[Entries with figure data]

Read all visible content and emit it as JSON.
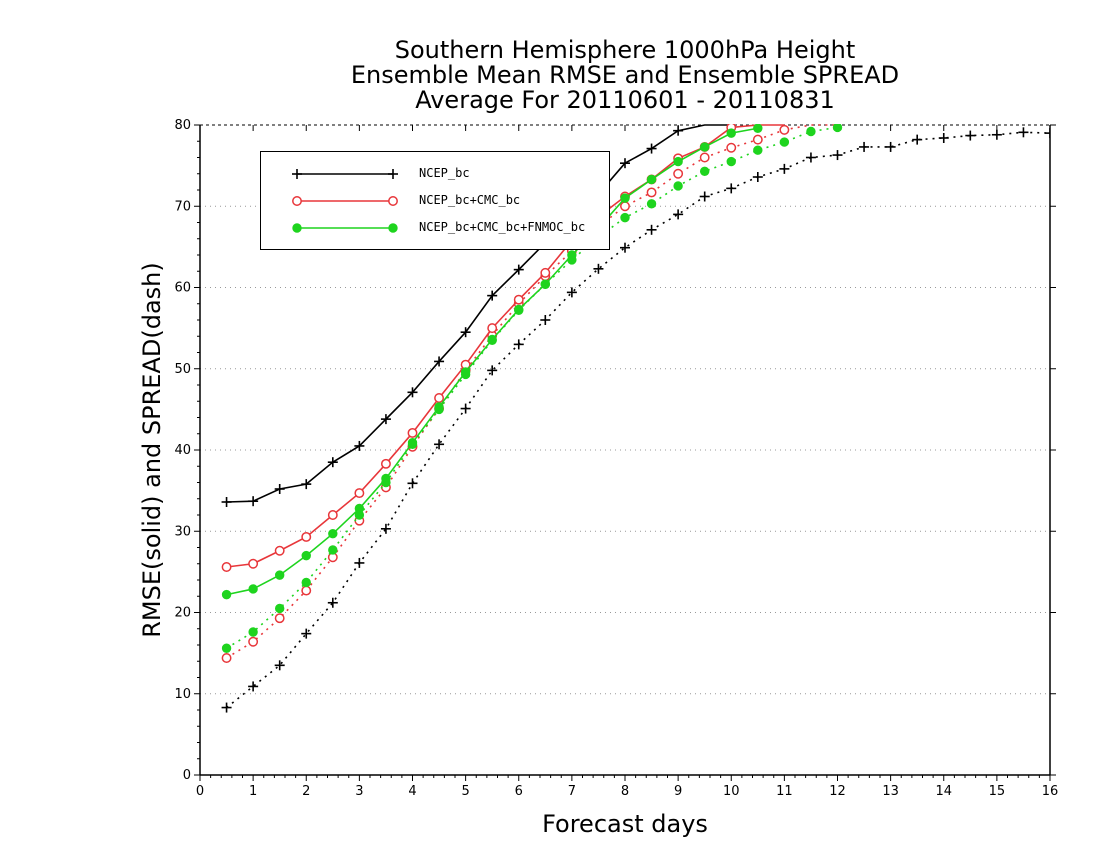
{
  "title_lines": [
    "Southern Hemisphere 1000hPa Height",
    "Ensemble Mean RMSE and Ensemble SPREAD",
    "Average For 20110601 - 20110831"
  ],
  "chart_data": {
    "type": "line",
    "xlabel": "Forecast days",
    "ylabel": "RMSE(solid) and SPREAD(dash)",
    "xlim": [
      0,
      16
    ],
    "ylim": [
      0,
      80
    ],
    "x_ticks": [
      "0",
      "1",
      "2",
      "3",
      "4",
      "5",
      "6",
      "7",
      "8",
      "9",
      "10",
      "11",
      "12",
      "13",
      "14",
      "15",
      "16"
    ],
    "y_ticks": [
      "0",
      "10",
      "20",
      "30",
      "40",
      "50",
      "60",
      "70",
      "80"
    ],
    "grid": "horizontal dotted",
    "legend_position": "top-left",
    "series": [
      {
        "name": "NCEP_bc",
        "color": "#000000",
        "marker": "plus",
        "rmse": {
          "x": [
            0.5,
            1,
            1.5,
            2,
            2.5,
            3,
            3.5,
            4,
            4.5,
            5,
            5.5,
            6,
            6.5,
            7,
            7.5,
            8,
            8.5,
            9,
            9.5,
            10
          ],
          "y": [
            33.6,
            33.7,
            35.2,
            35.8,
            38.5,
            40.5,
            43.8,
            47.1,
            50.9,
            54.5,
            59,
            62.2,
            65.5,
            68.5,
            71.5,
            75.3,
            77.1,
            79.3,
            80,
            80
          ]
        },
        "spread": {
          "x": [
            0.5,
            1,
            1.5,
            2,
            2.5,
            3,
            3.5,
            4,
            4.5,
            5,
            5.5,
            6,
            6.5,
            7,
            7.5,
            8,
            8.5,
            9,
            9.5,
            10,
            10.5,
            11,
            11.5,
            12,
            12.5,
            13,
            13.5,
            14,
            14.5,
            15,
            15.5,
            16
          ],
          "y": [
            8.3,
            10.9,
            13.5,
            17.4,
            21.2,
            26.1,
            30.3,
            35.9,
            40.7,
            45.1,
            49.8,
            53,
            56,
            59.4,
            62.3,
            64.9,
            67.1,
            69,
            71.2,
            72.2,
            73.6,
            74.6,
            76,
            76.3,
            77.3,
            77.3,
            78.2,
            78.4,
            78.7,
            78.8,
            79.1,
            79
          ]
        }
      },
      {
        "name": "NCEP_bc+CMC_bc",
        "color": "#e8363a",
        "marker": "open-circle",
        "rmse": {
          "x": [
            0.5,
            1,
            1.5,
            2,
            2.5,
            3,
            3.5,
            4,
            4.5,
            5,
            5.5,
            6,
            6.5,
            7,
            7.5,
            8,
            8.5,
            9,
            9.5,
            10,
            10.5,
            11
          ],
          "y": [
            25.6,
            26,
            27.6,
            29.3,
            32,
            34.7,
            38.3,
            42.1,
            46.4,
            50.5,
            55,
            58.5,
            61.8,
            65.8,
            68.7,
            71.2,
            73.3,
            75.9,
            77.3,
            79.7,
            80,
            80
          ]
        },
        "spread": {
          "x": [
            0.5,
            1,
            1.5,
            2,
            2.5,
            3,
            3.5,
            4,
            4.5,
            5,
            5.5,
            6,
            6.5,
            7,
            7.5,
            8,
            8.5,
            9,
            9.5,
            10,
            10.5,
            11,
            11.5,
            12
          ],
          "y": [
            14.4,
            16.4,
            19.3,
            22.7,
            26.8,
            31.3,
            35.4,
            40.4,
            45.1,
            49.8,
            54.1,
            58,
            61.4,
            64.5,
            67.5,
            70,
            71.7,
            74,
            76,
            77.2,
            78.2,
            79.4,
            80,
            80
          ]
        }
      },
      {
        "name": "NCEP_bc+CMC_bc+FNMOC_bc",
        "color": "#1ed41e",
        "marker": "filled-circle",
        "rmse": {
          "x": [
            0.5,
            1,
            1.5,
            2,
            2.5,
            3,
            3.5,
            4,
            4.5,
            5,
            5.5,
            6,
            6.5,
            7,
            7.5,
            8,
            8.5,
            9,
            9.5,
            10,
            10.5
          ],
          "y": [
            22.2,
            22.9,
            24.6,
            27,
            29.7,
            32.8,
            36.5,
            40.9,
            45.3,
            49.6,
            53.6,
            57.3,
            60.4,
            64,
            67.3,
            71,
            73.3,
            75.5,
            77.3,
            79,
            79.6
          ]
        },
        "spread": {
          "x": [
            0.5,
            1,
            1.5,
            2,
            2.5,
            3,
            3.5,
            4,
            4.5,
            5,
            5.5,
            6,
            6.5,
            7,
            7.5,
            8,
            8.5,
            9,
            9.5,
            10,
            10.5,
            11,
            11.5,
            12
          ],
          "y": [
            15.6,
            17.6,
            20.5,
            23.7,
            27.7,
            32,
            36,
            40.7,
            45,
            49.3,
            53.5,
            57.2,
            60.4,
            63.4,
            66.2,
            68.6,
            70.3,
            72.5,
            74.3,
            75.5,
            76.9,
            77.9,
            79.2,
            79.7
          ]
        }
      }
    ]
  },
  "legend": {
    "items": [
      "NCEP_bc",
      "NCEP_bc+CMC_bc",
      "NCEP_bc+CMC_bc+FNMOC_bc"
    ],
    "colors": [
      "#000000",
      "#e8363a",
      "#1ed41e"
    ],
    "markers": [
      "plus",
      "open-circle",
      "filled-circle"
    ]
  }
}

● Problem description:
Copy each line of the records above that carries the word "name".

● Response for this exercise:
        "name": "NCEP_bc",
        "name": "NCEP_bc+CMC_bc",
        "name": "NCEP_bc+CMC_bc+FNMOC_bc",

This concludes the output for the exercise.